PROBLEM 1 =
In the obstacle positioning patent excerpt, what type of camera collects the image data that the method preprocesses?
PROBLEM 2 =
Please go on with the obstacle positioning patent excerpt, picking up right after its last sentence in the background section.

SOURCE PASSAGE =
[start]

Priority date: 2019-12-19
Filing date: 2020-06-24
Publication date: 2021-06-24
Also published as: CN111443704B; CN111443704A

Abstract

An obstacle positioning method for an autonomous driving system, comprising the following blocks: preprocessing image data collected by a binocular camera (11) (S1); obtaining a disparity value of each lane line pixel according to the preprocessed image data (S2); obtaining a plurality of lane lines by performing fitting on the disparity values of the lane line pixels, and enhancing the plurality of lane lines (S3); obtaining depth information of an obstacle by using lane lines on two sides of the obstacle obtained by searching and the image data (S4).

Description

OBSTACLE POSITIONING METHOD AND APPARATUS FOR AUTONOMOUS DRIVING SYSTEM

TECHNICAL FIELD

The present disclosure relates to an obstacle positioning method and apparatus, and in particular, to an obstacle positioning method and apparatus for an autonomous driving system.

BACKGROUND

In recent years, with the development of science and technology, especially the rapid development of intelligent computing, research of autonomous driving technologies becomes the focus of attention in various industries. In McKinsey's report "12 Frontier Technologies that Determine the Future Economy" , impact of 12 frontier technologies on the future economy and society is described, and economic impact and social impact of each of the 12 technologies in 2025 are analyzed and estimated. The autonomous driving technology ranks sixth, and impact thereof in 2025 is estimated to be: economic benefits about 0.2-1.9 trillion US dollars per year, and social benefits may be used to save 30,000 to 150,000 lives every year.

[end]

DATA EXTRACT =
[start]

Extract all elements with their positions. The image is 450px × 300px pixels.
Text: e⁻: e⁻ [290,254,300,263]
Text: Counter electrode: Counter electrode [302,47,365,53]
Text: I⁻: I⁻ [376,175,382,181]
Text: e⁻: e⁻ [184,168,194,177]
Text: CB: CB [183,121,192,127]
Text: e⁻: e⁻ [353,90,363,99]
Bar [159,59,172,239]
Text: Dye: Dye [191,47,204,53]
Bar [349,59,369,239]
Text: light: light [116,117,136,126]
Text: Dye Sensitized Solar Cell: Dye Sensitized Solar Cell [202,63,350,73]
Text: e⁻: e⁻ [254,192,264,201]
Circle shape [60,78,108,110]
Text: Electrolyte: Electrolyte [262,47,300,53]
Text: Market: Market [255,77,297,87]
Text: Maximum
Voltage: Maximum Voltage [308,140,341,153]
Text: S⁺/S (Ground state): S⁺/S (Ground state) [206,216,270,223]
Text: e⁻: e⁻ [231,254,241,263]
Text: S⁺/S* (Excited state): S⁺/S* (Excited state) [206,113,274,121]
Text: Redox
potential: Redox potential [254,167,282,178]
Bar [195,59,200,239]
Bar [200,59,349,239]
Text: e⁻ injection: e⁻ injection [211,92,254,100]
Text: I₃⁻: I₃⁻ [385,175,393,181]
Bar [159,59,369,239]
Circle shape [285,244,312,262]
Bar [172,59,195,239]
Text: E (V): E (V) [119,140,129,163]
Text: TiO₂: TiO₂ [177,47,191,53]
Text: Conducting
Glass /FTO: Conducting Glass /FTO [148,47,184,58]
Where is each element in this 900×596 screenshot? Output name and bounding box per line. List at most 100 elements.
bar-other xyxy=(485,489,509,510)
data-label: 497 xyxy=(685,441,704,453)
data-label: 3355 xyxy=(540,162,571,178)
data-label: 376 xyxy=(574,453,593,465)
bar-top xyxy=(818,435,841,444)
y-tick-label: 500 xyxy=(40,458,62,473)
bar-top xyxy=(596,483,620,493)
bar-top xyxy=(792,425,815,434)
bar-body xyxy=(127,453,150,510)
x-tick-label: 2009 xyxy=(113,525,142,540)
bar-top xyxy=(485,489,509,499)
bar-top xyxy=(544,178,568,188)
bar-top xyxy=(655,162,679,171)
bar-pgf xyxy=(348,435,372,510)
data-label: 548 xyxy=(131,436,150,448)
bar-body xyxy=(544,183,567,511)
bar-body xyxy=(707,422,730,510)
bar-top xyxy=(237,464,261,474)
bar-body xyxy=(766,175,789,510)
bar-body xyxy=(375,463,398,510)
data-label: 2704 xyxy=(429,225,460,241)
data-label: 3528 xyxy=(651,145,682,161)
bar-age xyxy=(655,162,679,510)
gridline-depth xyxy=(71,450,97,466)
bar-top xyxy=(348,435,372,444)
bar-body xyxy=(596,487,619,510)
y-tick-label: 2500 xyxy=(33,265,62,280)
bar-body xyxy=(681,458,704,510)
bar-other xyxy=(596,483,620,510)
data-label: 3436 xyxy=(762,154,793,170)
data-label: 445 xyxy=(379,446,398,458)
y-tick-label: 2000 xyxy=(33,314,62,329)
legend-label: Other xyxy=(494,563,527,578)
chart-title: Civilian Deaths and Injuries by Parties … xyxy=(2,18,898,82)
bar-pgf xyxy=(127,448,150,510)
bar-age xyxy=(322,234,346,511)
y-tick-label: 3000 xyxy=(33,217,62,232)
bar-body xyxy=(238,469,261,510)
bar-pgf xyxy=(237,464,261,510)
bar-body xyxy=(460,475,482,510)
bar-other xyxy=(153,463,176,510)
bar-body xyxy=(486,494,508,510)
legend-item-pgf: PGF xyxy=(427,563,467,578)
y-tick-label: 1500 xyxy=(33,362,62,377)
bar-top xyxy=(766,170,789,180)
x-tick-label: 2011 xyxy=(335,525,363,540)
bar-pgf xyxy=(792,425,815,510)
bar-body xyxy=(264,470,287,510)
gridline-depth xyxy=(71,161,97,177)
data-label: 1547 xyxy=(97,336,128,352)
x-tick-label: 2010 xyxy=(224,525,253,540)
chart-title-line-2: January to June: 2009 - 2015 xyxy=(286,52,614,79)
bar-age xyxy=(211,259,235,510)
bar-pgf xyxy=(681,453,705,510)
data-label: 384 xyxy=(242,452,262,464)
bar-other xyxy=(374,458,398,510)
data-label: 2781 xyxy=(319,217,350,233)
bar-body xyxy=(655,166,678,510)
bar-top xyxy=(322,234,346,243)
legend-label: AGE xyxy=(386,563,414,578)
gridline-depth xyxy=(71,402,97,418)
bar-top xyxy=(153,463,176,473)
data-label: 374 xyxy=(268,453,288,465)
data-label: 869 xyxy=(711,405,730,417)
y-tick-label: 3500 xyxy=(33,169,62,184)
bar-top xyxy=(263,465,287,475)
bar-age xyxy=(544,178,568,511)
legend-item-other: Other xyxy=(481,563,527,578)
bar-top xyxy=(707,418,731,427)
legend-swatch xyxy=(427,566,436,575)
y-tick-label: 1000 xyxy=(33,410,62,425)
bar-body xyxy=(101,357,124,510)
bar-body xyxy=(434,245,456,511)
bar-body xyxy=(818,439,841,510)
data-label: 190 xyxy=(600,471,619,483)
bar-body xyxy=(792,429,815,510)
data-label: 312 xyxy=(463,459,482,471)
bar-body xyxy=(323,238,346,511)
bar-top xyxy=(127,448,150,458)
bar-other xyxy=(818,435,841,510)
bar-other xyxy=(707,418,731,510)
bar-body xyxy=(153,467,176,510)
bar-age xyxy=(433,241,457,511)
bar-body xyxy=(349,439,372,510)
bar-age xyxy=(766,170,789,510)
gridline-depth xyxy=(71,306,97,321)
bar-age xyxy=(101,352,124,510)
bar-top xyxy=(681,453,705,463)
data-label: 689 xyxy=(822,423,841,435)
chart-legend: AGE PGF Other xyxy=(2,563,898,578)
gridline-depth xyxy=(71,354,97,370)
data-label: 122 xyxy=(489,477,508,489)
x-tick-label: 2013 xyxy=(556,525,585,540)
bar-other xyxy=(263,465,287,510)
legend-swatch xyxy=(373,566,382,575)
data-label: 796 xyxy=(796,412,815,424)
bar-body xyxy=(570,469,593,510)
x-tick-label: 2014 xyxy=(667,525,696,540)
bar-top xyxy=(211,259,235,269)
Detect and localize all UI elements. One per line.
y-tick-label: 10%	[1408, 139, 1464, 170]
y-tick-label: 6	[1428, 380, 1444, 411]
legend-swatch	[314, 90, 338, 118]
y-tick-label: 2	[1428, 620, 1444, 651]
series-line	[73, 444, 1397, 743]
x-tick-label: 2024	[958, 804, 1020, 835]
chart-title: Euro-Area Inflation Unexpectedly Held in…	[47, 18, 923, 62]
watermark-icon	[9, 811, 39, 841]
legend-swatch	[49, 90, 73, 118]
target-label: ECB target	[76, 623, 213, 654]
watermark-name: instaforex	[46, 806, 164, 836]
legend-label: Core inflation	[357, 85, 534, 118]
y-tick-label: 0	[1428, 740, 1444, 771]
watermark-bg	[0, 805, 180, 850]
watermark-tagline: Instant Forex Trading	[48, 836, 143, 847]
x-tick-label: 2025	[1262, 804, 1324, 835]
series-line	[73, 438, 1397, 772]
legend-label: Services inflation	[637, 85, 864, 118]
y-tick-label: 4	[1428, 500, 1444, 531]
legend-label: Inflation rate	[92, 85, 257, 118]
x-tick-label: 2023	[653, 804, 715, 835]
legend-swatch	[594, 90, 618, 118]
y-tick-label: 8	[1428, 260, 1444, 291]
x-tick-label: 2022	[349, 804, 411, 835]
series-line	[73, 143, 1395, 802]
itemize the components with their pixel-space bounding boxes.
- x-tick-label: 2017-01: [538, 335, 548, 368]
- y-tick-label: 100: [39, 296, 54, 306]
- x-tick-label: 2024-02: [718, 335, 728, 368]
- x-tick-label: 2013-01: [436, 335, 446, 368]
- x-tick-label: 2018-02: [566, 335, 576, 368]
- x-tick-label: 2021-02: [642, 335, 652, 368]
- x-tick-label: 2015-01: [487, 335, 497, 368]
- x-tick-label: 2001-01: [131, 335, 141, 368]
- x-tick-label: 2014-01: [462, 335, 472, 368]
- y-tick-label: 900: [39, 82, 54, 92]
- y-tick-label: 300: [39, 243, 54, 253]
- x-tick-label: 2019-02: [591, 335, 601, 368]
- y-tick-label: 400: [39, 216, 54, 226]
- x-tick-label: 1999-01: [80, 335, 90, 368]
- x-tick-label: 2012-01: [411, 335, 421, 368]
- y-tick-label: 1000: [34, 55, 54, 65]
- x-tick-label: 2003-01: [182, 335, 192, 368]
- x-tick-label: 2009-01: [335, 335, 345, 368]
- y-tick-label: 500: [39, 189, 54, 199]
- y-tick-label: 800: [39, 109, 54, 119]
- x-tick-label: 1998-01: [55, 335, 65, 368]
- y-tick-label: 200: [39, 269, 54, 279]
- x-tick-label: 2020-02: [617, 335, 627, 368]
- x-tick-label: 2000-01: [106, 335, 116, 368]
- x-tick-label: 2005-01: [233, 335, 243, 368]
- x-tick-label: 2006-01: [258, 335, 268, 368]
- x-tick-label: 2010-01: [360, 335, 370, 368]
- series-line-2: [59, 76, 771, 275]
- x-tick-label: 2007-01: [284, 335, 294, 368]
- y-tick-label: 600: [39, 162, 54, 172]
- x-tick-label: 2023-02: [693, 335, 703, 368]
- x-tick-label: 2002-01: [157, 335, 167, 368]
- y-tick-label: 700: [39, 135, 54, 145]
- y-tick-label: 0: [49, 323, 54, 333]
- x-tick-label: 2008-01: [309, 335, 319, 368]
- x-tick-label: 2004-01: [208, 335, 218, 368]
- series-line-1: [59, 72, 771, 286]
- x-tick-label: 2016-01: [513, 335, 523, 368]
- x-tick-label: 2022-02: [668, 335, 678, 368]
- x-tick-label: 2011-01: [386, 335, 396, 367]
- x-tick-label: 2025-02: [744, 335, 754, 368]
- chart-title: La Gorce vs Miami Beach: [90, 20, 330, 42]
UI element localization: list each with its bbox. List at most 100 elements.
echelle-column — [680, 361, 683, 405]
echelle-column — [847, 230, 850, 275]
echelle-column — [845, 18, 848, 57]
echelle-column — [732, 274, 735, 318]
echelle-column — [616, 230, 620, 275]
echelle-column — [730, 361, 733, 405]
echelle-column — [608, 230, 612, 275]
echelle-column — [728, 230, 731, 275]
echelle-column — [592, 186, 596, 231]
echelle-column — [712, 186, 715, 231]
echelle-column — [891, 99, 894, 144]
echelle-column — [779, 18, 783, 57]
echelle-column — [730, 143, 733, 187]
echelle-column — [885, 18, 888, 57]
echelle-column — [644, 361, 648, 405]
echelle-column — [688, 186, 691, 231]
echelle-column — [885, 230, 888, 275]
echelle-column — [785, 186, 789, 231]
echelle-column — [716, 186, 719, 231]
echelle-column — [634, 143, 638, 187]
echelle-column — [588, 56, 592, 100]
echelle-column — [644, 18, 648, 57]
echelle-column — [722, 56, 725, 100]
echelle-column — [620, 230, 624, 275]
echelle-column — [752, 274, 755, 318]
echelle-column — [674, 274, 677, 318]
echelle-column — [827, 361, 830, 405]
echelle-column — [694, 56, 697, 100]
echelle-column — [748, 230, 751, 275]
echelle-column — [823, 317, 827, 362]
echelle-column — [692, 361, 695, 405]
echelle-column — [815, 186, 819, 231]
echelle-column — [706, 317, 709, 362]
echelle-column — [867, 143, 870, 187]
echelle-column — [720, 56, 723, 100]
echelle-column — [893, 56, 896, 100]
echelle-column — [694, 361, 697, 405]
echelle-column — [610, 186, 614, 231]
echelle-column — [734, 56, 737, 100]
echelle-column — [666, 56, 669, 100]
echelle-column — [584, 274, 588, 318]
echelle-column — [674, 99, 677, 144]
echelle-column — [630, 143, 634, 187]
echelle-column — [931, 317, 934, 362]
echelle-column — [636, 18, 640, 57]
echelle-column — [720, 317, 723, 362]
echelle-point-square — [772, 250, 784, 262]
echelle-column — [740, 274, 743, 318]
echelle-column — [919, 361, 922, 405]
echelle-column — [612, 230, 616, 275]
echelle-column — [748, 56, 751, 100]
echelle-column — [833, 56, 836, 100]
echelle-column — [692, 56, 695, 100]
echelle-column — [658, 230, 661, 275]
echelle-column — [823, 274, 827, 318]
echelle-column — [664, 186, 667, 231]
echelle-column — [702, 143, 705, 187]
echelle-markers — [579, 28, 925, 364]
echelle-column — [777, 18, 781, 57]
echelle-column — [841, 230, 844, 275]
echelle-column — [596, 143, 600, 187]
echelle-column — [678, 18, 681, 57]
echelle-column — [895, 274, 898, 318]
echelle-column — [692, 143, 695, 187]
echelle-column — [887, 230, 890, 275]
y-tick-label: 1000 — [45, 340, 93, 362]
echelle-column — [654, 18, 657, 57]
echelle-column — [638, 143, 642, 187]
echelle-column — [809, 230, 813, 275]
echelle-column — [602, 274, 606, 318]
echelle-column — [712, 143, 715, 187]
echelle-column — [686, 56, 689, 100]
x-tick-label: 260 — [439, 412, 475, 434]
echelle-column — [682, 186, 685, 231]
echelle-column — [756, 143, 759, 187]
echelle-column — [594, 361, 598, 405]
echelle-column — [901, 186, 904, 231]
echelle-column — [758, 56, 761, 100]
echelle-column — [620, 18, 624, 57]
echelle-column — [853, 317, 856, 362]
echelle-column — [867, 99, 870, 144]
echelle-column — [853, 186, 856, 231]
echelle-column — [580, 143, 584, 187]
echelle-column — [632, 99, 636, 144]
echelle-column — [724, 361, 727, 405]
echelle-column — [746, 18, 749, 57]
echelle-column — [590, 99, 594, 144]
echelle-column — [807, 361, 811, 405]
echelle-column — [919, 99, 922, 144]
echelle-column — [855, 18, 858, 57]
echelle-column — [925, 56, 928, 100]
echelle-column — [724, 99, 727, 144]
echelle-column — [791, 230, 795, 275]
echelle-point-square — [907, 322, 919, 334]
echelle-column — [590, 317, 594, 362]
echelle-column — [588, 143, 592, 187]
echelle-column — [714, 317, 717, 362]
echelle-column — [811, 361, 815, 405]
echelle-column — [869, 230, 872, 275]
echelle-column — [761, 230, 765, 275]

[end]

EXERCISE OUTPUT 1 =
A binocular camera.

EXERCISE OUTPUT 2 =
An autonomous driving system generally includes three modules: a perception module, which is equivalent to an human eye and collects a status of a surrounding environment in real time through sensors such as a camera, a millimeter wave radar, and a lidar, etc. ; a determining module, which is equivalent to a human brain and calculates an optimal driving policy and plan according to the environment status; and an execution module, which is equivalent to human hands and feet and is configured to execute a policy and a command to perform corresponding driving operations such as a throttle operation, braking, and steering, etc.

The perception module is an important module in the autonomous driving system. For example, in order to avoid collision with obstacles in the driving lane, the perception module needs to determine information relating to obstacles which the autonomous vehicle is approaching, such as the distance between the obstacles and the autonomous vehicle.

BRIEF DESCRIPTION OF THE DRAWINGS

FIG. 1 is a flowchart of an example obstacle positioning method according to the present disclosure.

FIG. 2 is a flowchart of sub-blocks of block S2 in FIG. 1.

FIG. 3 is a flowchart of sub-blocks of block S3 in FIG. 1.

FIG. 4 is a flowchart of sub-blocks of block S4 in FIG. 1.

FIG. 5 is a schematic structural diagram of an obstacle positioning apparatus according to the present disclosure.

FIG. 6 is a flowchart of another example obstacle positioning method according to the present disclosure

Reference numerals used in the drawings include:

Binocular camera 11

Preprocessing unit 12

Disparity value obtaining unit 13

Perspective projection transformation matrix obtaining module 131

Angle of view transforming module 132

Image segmenting module 133

Calculating module 134

Disparity value outputting module 135

Lane line processing unit 14

3D position coordinate restoring module 141

Fitting module 142

Lane line extending module 143

Lane line numbering module 144

Depth information obtaining unit 15

Obstacle lane obtaining module 151

Obstacle position obtaining module 152

DETAILED DESCRIPTION

The detailed content and technical description of the present disclosure are further described by using a preferred embodiment, but this should not be construed as limiting the implementation of the present disclosure.

As used herein and in the claims, “BEV” refers to bird’s eye view which is an elevated view of an object from above, with a perspective as though the observer were a bird.

The perception module of an autonomous driving system, may use a binocular device for providing 3D information. For example, the binocular device may provide relatively stable and reliable information in real time to the perception module. Based on the information from the binocular device, the perception module may determine information such as a distance to an obstacle and a speed of an obstacle.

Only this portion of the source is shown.